→ Data to use:
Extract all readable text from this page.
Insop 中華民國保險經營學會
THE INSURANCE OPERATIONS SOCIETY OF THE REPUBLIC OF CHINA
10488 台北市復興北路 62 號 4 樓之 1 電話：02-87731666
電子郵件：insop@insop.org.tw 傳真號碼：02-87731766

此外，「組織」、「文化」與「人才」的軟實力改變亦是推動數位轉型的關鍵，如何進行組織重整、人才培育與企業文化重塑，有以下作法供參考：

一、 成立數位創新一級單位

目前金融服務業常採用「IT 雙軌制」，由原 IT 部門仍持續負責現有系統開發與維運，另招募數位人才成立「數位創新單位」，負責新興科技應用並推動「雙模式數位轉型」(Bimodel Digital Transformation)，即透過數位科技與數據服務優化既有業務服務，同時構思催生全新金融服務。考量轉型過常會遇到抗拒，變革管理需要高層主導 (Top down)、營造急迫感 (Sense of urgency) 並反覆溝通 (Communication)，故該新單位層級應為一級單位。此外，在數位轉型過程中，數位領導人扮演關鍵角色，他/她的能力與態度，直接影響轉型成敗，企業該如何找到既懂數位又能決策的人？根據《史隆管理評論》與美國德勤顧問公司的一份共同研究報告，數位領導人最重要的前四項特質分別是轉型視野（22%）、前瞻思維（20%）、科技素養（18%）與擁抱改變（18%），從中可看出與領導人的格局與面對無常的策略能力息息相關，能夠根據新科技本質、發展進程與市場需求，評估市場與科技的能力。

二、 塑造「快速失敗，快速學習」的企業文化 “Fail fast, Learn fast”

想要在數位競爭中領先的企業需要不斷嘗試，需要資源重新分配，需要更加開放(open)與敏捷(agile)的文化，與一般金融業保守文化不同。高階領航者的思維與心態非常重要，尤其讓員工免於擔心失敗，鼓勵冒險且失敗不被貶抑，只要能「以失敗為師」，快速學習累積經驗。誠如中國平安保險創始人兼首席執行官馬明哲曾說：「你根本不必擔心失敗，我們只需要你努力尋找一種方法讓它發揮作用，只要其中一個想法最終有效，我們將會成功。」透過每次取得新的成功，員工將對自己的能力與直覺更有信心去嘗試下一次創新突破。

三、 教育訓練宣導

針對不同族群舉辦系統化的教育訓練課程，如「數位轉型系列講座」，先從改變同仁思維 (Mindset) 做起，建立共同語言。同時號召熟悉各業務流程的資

→ Exercise aim: Write down the full listing again, exactly.

→ Answer to the task:
Extract all readable text from this page.
Insop 中華民國保險經營學會
THE INSURANCE OPERATIONS SOCIETY OF THE REPUBLIC OF CHINA
10488 台北市復興北路 62 號 4 樓之 1 電話：02-87731666
電子郵件：insop@insop.org.tw 傳真號碼：02-87731766

此外，「組織」、「文化」與「人才」的軟實力改變亦是推動數位轉型的關鍵，如何進行組織重整、人才培育與企業文化重塑，有以下作法供參考：

一、 成立數位創新一級單位

目前金融服務業常採用「IT 雙軌制」，由原 IT 部門仍持續負責現有系統開發與維運，另招募數位人才成立「數位創新單位」，負責新興科技應用並推動「雙模式數位轉型」(Bimodel Digital Transformation)，即透過數位科技與數據服務優化既有業務服務，同時構思催生全新金融服務。考量轉型過常會遇到抗拒，變革管理需要高層主導 (Top down)、營造急迫感 (Sense of urgency) 並反覆溝通 (Communication)，故該新單位層級應為一級單位。此外，在數位轉型過程中，數位領導人扮演關鍵角色，他/她的能力與態度，直接影響轉型成敗，企業該如何找到既懂數位又能決策的人？根據《史隆管理評論》與美國德勤顧問公司的一份共同研究報告，數位領導人最重要的前四項特質分別是轉型視野（22%）、前瞻思維（20%）、科技素養（18%）與擁抱改變（18%），從中可看出與領導人的格局與面對無常的策略能力息息相關，能夠根據新科技本質、發展進程與市場需求，評估市場與科技的能力。

二、 塑造「快速失敗，快速學習」的企業文化 “Fail fast, Learn fast”

想要在數位競爭中領先的企業需要不斷嘗試，需要資源重新分配，需要更加開放(open)與敏捷(agile)的文化，與一般金融業保守文化不同。高階領航者的思維與心態非常重要，尤其讓員工免於擔心失敗，鼓勵冒險且失敗不被貶抑，只要能「以失敗為師」，快速學習累積經驗。誠如中國平安保險創始人兼首席執行官馬明哲曾說：「你根本不必擔心失敗，我們只需要你努力尋找一種方法讓它發揮作用，只要其中一個想法最終有效，我們將會成功。」透過每次取得新的成功，員工將對自己的能力與直覺更有信心去嘗試下一次創新突破。

三、 教育訓練宣導

針對不同族群舉辦系統化的教育訓練課程，如「數位轉型系列講座」，先從改變同仁思維 (Mindset) 做起，建立共同語言。同時號召熟悉各業務流程的資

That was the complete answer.